■ **TASK STATEMENT**: From the material below, list every line containing "rate".

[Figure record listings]
----------
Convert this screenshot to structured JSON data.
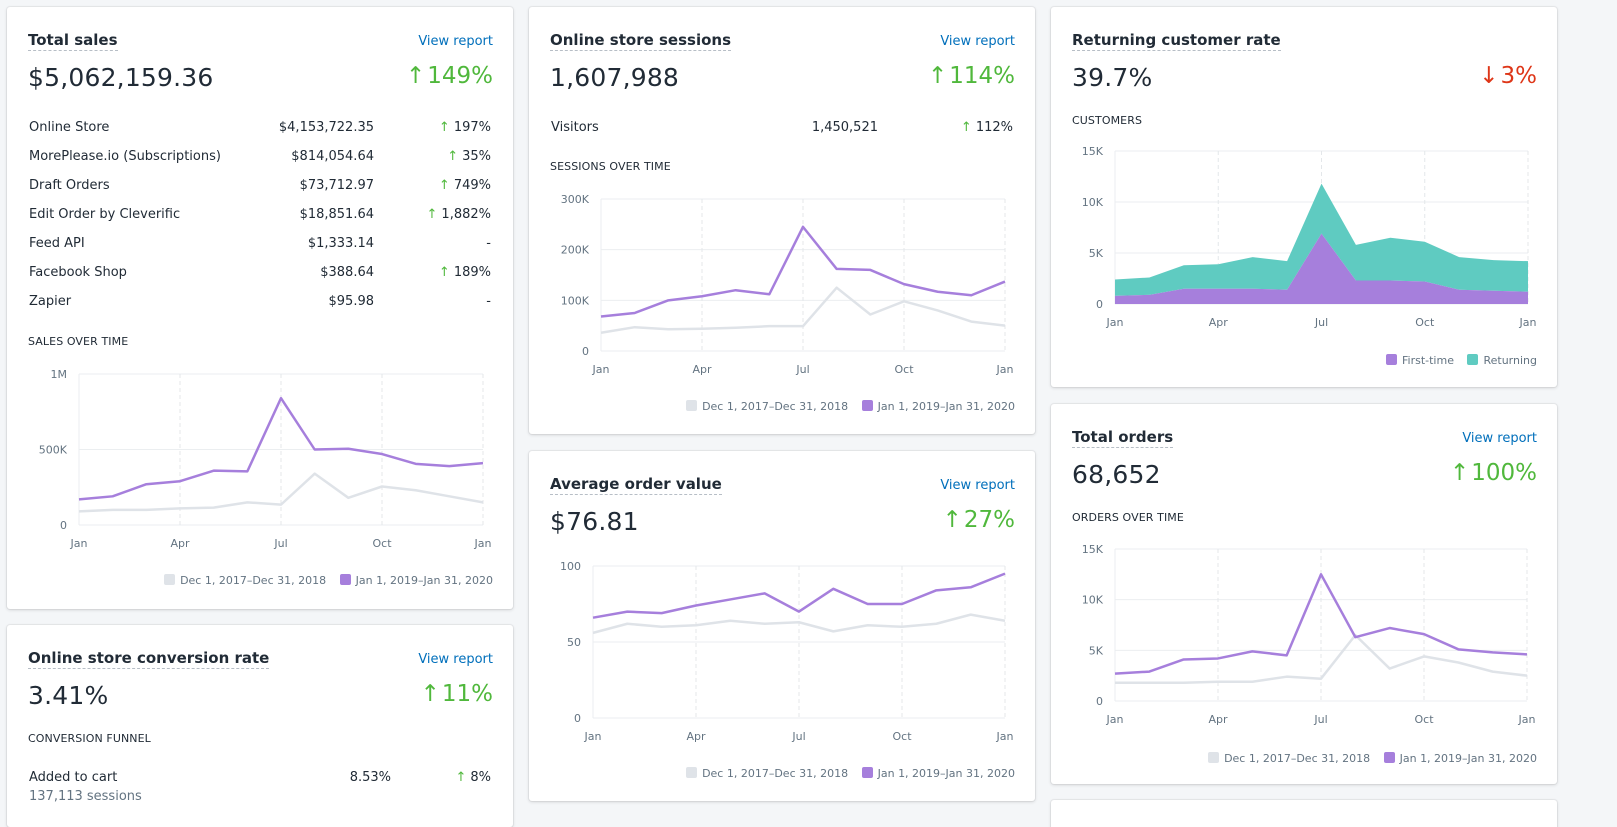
{
  "colors": {
    "current": "#a67fdc",
    "previous": "#dfe3e8",
    "returning": "#5fcbc1",
    "first_time": "#a67fdc",
    "up": "#50b83c",
    "down": "#de3618",
    "link": "#006fbb"
  },
  "legend": {
    "previous": "Dec 1, 2017–Dec 31, 2018",
    "current": "Jan 1, 2019–Jan 31, 2020"
  },
  "month_ticks": [
    "Jan",
    "Apr",
    "Jul",
    "Oct",
    "Jan"
  ],
  "total_sales": {
    "title": "Total sales",
    "link": "View report",
    "value": "$5,062,159.36",
    "arrow": "↑",
    "change": "149%",
    "rows": [
      {
        "name": "Online Store",
        "value": "$4,153,722.35",
        "arrow": "↑",
        "change": "197%"
      },
      {
        "name": "MorePlease.io (Subscriptions)",
        "value": "$814,054.64",
        "arrow": "↑",
        "change": "35%"
      },
      {
        "name": "Draft Orders",
        "value": "$73,712.97",
        "arrow": "↑",
        "change": "749%"
      },
      {
        "name": "Edit Order by Cleverific",
        "value": "$18,851.64",
        "arrow": "↑",
        "change": "1,882%"
      },
      {
        "name": "Feed API",
        "value": "$1,333.14",
        "arrow": "",
        "change": "-"
      },
      {
        "name": "Facebook Shop",
        "value": "$388.64",
        "arrow": "↑",
        "change": "189%"
      },
      {
        "name": "Zapier",
        "value": "$95.98",
        "arrow": "",
        "change": "-"
      }
    ],
    "section": "SALES OVER TIME"
  },
  "conversion": {
    "title": "Online store conversion rate",
    "link": "View report",
    "value": "3.41%",
    "arrow": "↑",
    "change": "11%",
    "section": "CONVERSION FUNNEL",
    "rows": [
      {
        "name": "Added to cart",
        "value": "8.53%",
        "arrow": "↑",
        "change": "8%",
        "sub": "137,113 sessions"
      }
    ]
  },
  "sessions": {
    "title": "Online store sessions",
    "link": "View report",
    "value": "1,607,988",
    "arrow": "↑",
    "change": "114%",
    "rows": [
      {
        "name": "Visitors",
        "value": "1,450,521",
        "arrow": "↑",
        "change": "112%"
      }
    ],
    "section": "SESSIONS OVER TIME"
  },
  "aov": {
    "title": "Average order value",
    "link": "View report",
    "value": "$76.81",
    "arrow": "↑",
    "change": "27%"
  },
  "returning": {
    "title": "Returning customer rate",
    "value": "39.7%",
    "arrow": "↓",
    "change": "3%",
    "section": "CUSTOMERS",
    "legend_first": "First-time",
    "legend_returning": "Returning"
  },
  "orders": {
    "title": "Total orders",
    "link": "View report",
    "value": "68,652",
    "arrow": "↑",
    "change": "100%",
    "section": "ORDERS OVER TIME"
  },
  "chart_data": [
    {
      "id": "sales",
      "type": "line",
      "x": [
        0,
        1,
        2,
        3,
        4,
        5,
        6,
        7,
        8,
        9,
        10,
        11,
        12
      ],
      "x_ticks": [
        "Jan",
        "Apr",
        "Jul",
        "Oct",
        "Jan"
      ],
      "y_ticks": [
        "0",
        "500K",
        "1M"
      ],
      "ylim": [
        0,
        1000000
      ],
      "series": [
        {
          "name": "Jan 1, 2019–Jan 31, 2020",
          "values": [
            170000,
            190000,
            270000,
            290000,
            360000,
            355000,
            840000,
            500000,
            505000,
            470000,
            405000,
            390000,
            410000
          ]
        },
        {
          "name": "Dec 1, 2017–Dec 31, 2018",
          "values": [
            90000,
            100000,
            100000,
            110000,
            115000,
            150000,
            135000,
            340000,
            180000,
            255000,
            230000,
            190000,
            150000
          ]
        }
      ]
    },
    {
      "id": "sessions",
      "type": "line",
      "x": [
        0,
        1,
        2,
        3,
        4,
        5,
        6,
        7,
        8,
        9,
        10,
        11,
        12
      ],
      "x_ticks": [
        "Jan",
        "Apr",
        "Jul",
        "Oct",
        "Jan"
      ],
      "y_ticks": [
        "0",
        "100K",
        "200K",
        "300K"
      ],
      "ylim": [
        0,
        300000
      ],
      "series": [
        {
          "name": "Jan 1, 2019–Jan 31, 2020",
          "values": [
            68000,
            75000,
            100000,
            108000,
            120000,
            112000,
            245000,
            162000,
            160000,
            132000,
            117000,
            110000,
            137000
          ]
        },
        {
          "name": "Dec 1, 2017–Dec 31, 2018",
          "values": [
            36000,
            47000,
            43000,
            44000,
            46000,
            49000,
            49000,
            125000,
            72000,
            98000,
            80000,
            58000,
            50000
          ]
        }
      ]
    },
    {
      "id": "aov",
      "type": "line",
      "x": [
        0,
        1,
        2,
        3,
        4,
        5,
        6,
        7,
        8,
        9,
        10,
        11,
        12
      ],
      "x_ticks": [
        "Jan",
        "Apr",
        "Jul",
        "Oct",
        "Jan"
      ],
      "y_ticks": [
        "0",
        "50",
        "100"
      ],
      "ylim": [
        0,
        100
      ],
      "series": [
        {
          "name": "Jan 1, 2019–Jan 31, 2020",
          "values": [
            66,
            70,
            69,
            74,
            78,
            82,
            70,
            85,
            75,
            75,
            84,
            86,
            95
          ]
        },
        {
          "name": "Dec 1, 2017–Dec 31, 2018",
          "values": [
            56,
            62,
            60,
            61,
            64,
            62,
            63,
            57,
            61,
            60,
            62,
            68,
            64
          ]
        }
      ]
    },
    {
      "id": "customers",
      "type": "area",
      "x": [
        0,
        1,
        2,
        3,
        4,
        5,
        6,
        7,
        8,
        9,
        10,
        11,
        12
      ],
      "x_ticks": [
        "Jan",
        "Apr",
        "Jul",
        "Oct",
        "Jan"
      ],
      "y_ticks": [
        "0",
        "5K",
        "10K",
        "15K"
      ],
      "ylim": [
        0,
        15000
      ],
      "series": [
        {
          "name": "First-time",
          "values": [
            800,
            900,
            1500,
            1500,
            1500,
            1400,
            6900,
            2300,
            2300,
            2200,
            1400,
            1300,
            1200
          ]
        },
        {
          "name": "Returning",
          "values": [
            1600,
            1700,
            2300,
            2400,
            3100,
            2800,
            4900,
            3500,
            4200,
            3900,
            3200,
            3000,
            3000
          ]
        }
      ]
    },
    {
      "id": "orders",
      "type": "line",
      "x": [
        0,
        1,
        2,
        3,
        4,
        5,
        6,
        7,
        8,
        9,
        10,
        11,
        12
      ],
      "x_ticks": [
        "Jan",
        "Apr",
        "Jul",
        "Oct",
        "Jan"
      ],
      "y_ticks": [
        "0",
        "5K",
        "10K",
        "15K"
      ],
      "ylim": [
        0,
        15000
      ],
      "series": [
        {
          "name": "Jan 1, 2019–Jan 31, 2020",
          "values": [
            2700,
            2900,
            4100,
            4200,
            4900,
            4500,
            12500,
            6300,
            7200,
            6600,
            5100,
            4800,
            4600
          ]
        },
        {
          "name": "Dec 1, 2017–Dec 31, 2018",
          "values": [
            1800,
            1800,
            1800,
            1900,
            1900,
            2400,
            2200,
            6500,
            3200,
            4400,
            3800,
            2900,
            2500
          ]
        }
      ]
    }
  ]
}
----------
■ **COMPLETED EXERCISE**:
    "title": "Online store conversion rate",
    "title": "Returning customer rate",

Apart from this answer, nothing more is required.